Records from a data collection
* * * * * * *
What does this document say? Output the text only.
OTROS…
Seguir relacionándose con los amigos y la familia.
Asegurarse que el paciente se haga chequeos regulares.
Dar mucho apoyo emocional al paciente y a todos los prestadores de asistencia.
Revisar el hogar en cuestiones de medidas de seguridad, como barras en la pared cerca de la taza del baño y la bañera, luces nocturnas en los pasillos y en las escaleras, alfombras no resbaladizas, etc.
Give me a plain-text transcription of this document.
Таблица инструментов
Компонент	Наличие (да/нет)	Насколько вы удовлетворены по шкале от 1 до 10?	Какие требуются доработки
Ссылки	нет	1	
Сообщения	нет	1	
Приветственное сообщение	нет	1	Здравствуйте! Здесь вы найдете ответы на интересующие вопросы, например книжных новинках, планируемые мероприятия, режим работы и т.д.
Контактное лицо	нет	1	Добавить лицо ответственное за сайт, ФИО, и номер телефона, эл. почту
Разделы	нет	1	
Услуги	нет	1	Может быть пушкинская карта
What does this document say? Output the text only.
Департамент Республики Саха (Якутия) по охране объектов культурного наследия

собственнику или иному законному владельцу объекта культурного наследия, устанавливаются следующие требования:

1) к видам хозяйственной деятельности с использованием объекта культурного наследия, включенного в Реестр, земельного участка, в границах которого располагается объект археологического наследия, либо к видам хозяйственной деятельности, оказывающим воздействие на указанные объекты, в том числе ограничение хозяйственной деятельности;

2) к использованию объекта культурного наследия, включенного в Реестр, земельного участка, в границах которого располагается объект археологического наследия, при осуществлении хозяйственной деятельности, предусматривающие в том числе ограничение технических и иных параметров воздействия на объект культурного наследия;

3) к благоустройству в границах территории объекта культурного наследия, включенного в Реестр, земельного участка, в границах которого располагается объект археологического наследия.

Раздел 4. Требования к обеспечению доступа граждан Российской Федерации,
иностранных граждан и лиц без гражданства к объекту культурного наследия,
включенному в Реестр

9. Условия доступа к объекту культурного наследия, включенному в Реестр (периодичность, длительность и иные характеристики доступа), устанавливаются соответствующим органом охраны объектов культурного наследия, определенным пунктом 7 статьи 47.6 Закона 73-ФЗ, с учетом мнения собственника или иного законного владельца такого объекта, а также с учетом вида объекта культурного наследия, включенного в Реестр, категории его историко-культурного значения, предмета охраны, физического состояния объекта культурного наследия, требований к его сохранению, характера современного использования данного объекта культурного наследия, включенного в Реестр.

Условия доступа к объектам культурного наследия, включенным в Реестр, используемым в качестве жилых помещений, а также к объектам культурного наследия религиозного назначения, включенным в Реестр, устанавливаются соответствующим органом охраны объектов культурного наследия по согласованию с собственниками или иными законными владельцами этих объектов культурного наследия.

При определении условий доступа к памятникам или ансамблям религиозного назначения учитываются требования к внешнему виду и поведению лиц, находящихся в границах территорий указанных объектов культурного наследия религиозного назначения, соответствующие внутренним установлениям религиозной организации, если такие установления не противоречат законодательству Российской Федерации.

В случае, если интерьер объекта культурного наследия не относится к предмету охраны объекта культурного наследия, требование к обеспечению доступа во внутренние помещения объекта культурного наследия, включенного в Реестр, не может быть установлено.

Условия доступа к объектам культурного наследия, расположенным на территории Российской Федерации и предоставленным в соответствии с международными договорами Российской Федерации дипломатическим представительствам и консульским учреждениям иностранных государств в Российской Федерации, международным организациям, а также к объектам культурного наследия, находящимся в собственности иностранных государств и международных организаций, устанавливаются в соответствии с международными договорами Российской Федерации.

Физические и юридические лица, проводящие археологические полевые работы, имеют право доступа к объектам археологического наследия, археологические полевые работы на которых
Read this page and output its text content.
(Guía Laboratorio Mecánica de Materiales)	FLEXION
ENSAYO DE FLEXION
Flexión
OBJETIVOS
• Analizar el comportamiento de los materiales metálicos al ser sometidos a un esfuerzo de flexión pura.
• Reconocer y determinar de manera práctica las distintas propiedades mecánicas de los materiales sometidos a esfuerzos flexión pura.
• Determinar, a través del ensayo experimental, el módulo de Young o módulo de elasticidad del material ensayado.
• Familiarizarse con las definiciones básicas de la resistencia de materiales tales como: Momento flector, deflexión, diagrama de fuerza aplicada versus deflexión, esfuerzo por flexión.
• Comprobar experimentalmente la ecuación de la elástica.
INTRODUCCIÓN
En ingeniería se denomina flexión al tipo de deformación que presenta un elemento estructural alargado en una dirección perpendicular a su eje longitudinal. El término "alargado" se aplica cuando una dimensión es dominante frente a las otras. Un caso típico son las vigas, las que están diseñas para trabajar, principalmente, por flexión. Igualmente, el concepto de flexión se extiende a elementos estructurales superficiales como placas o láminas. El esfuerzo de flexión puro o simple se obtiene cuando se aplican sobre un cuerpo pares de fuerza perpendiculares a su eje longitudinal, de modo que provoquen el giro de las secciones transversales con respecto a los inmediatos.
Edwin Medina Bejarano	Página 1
* * * * * * *
What is required
Copy out all the entries shown above, character for character.

Answer to the problem
What does this document say? Output the text only.
OTROS…
Seguir relacionándose con los amigos y la familia.
Asegurarse que el paciente se haga chequeos regulares.
Dar mucho apoyo emocional al paciente y a todos los prestadores de asistencia.
Revisar el hogar en cuestiones de medidas de seguridad, como barras en la pared cerca de la taza del baño y la bañera, luces nocturnas en los pasillos y en las escaleras, alfombras no resbaladizas, etc.
Give me a plain-text transcription of this document.
Таблица инструментов
Компонент	Наличие (да/нет)	Насколько вы удовлетворены по шкале от 1 до 10?	Какие требуются доработки
Ссылки	нет	1	
Сообщения	нет	1	
Приветственное сообщение	нет	1	Здравствуйте! Здесь вы найдете ответы на интересующие вопросы, например книжных новинках, планируемые мероприятия, режим работы и т.д.
Контактное лицо	нет	1	Добавить лицо ответственное за сайт, ФИО, и номер телефона, эл. почту
Разделы	нет	1	
Услуги	нет	1	Может быть пушкинская карта
What does this document say? Output the text only.
Департамент Республики Саха (Якутия) по охране объектов культурного наследия

собственнику или иному законному владельцу объекта культурного наследия, устанавливаются следующие требования:

1) к видам хозяйственной деятельности с использованием объекта культурного наследия, включенного в Реестр, земельного участка, в границах которого располагается объект археологического наследия, либо к видам хозяйственной деятельности, оказывающим воздействие на указанные объекты, в том числе ограничение хозяйственной деятельности;

2) к использованию объекта культурного наследия, включенного в Реестр, земельного участка, в границах которого располагается объект археологического наследия, при осуществлении хозяйственной деятельности, предусматривающие в том числе ограничение технических и иных параметров воздействия на объект культурного наследия;

3) к благоустройству в границах территории объекта культурного наследия, включенного в Реестр, земельного участка, в границах которого располагается объект археологического наследия.

Раздел 4. Требования к обеспечению доступа граждан Российской Федерации,
иностранных граждан и лиц без гражданства к объекту культурного наследия,
включенному в Реестр

9. Условия доступа к объекту культурного наследия, включенному в Реестр (периодичность, длительность и иные характеристики доступа), устанавливаются соответствующим органом охраны объектов культурного наследия, определенным пунктом 7 статьи 47.6 Закона 73-ФЗ, с учетом мнения собственника или иного законного владельца такого объекта, а также с учетом вида объекта культурного наследия, включенного в Реестр, категории его историко-культурного значения, предмета охраны, физического состояния объекта культурного наследия, требований к его сохранению, характера современного использования данного объекта культурного наследия, включенного в Реестр.

Условия доступа к объектам культурного наследия, включенным в Реестр, используемым в качестве жилых помещений, а также к объектам культурного наследия религиозного назначения, включенным в Реестр, устанавливаются соответствующим органом охраны объектов культурного наследия по согласованию с собственниками или иными законными владельцами этих объектов культурного наследия.

При определении условий доступа к памятникам или ансамблям религиозного назначения учитываются требования к внешнему виду и поведению лиц, находящихся в границах территорий указанных объектов культурного наследия религиозного назначения, соответствующие внутренним установлениям религиозной организации, если такие установления не противоречат законодательству Российской Федерации.

В случае, если интерьер объекта культурного наследия не относится к предмету охраны объекта культурного наследия, требование к обеспечению доступа во внутренние помещения объекта культурного наследия, включенного в Реестр, не может быть установлено.

Условия доступа к объектам культурного наследия, расположенным на территории Российской Федерации и предоставленным в соответствии с международными договорами Российской Федерации дипломатическим представительствам и консульским учреждениям иностранных государств в Российской Федерации, международным организациям, а также к объектам культурного наследия, находящимся в собственности иностранных государств и международных организаций, устанавливаются в соответствии с международными договорами Российской Федерации.

Физические и юридические лица, проводящие археологические полевые работы, имеют право доступа к объектам археологического наследия, археологические полевые работы на которых
Read this page and output its text content.
(Guía Laboratorio Mecánica de Materiales)	FLEXION
ENSAYO DE FLEXION
Flexión
OBJETIVOS
• Analizar el comportamiento de los materiales metálicos al ser sometidos a un esfuerzo de flexión pura.
• Reconocer y determinar de manera práctica las distintas propiedades mecánicas de los materiales sometidos a esfuerzos flexión pura.
• Determinar, a través del ensayo experimental, el módulo de Young o módulo de elasticidad del material ensayado.
• Familiarizarse con las definiciones básicas de la resistencia de materiales tales como: Momento flector, deflexión, diagrama de fuerza aplicada versus deflexión, esfuerzo por flexión.
• Comprobar experimentalmente la ecuación de la elástica.
INTRODUCCIÓN
En ingeniería se denomina flexión al tipo de deformación que presenta un elemento estructural alargado en una dirección perpendicular a su eje longitudinal. El término "alargado" se aplica cuando una dimensión es dominante frente a las otras. Un caso típico son las vigas, las que están diseñas para trabajar, principalmente, por flexión. Igualmente, el concepto de flexión se extiende a elementos estructurales superficiales como placas o láminas. El esfuerzo de flexión puro o simple se obtiene cuando se aplican sobre un cuerpo pares de fuerza perpendiculares a su eje longitudinal, de modo que provoquen el giro de las secciones transversales con respecto a los inmediatos.
Edwin Medina Bejarano	Página 1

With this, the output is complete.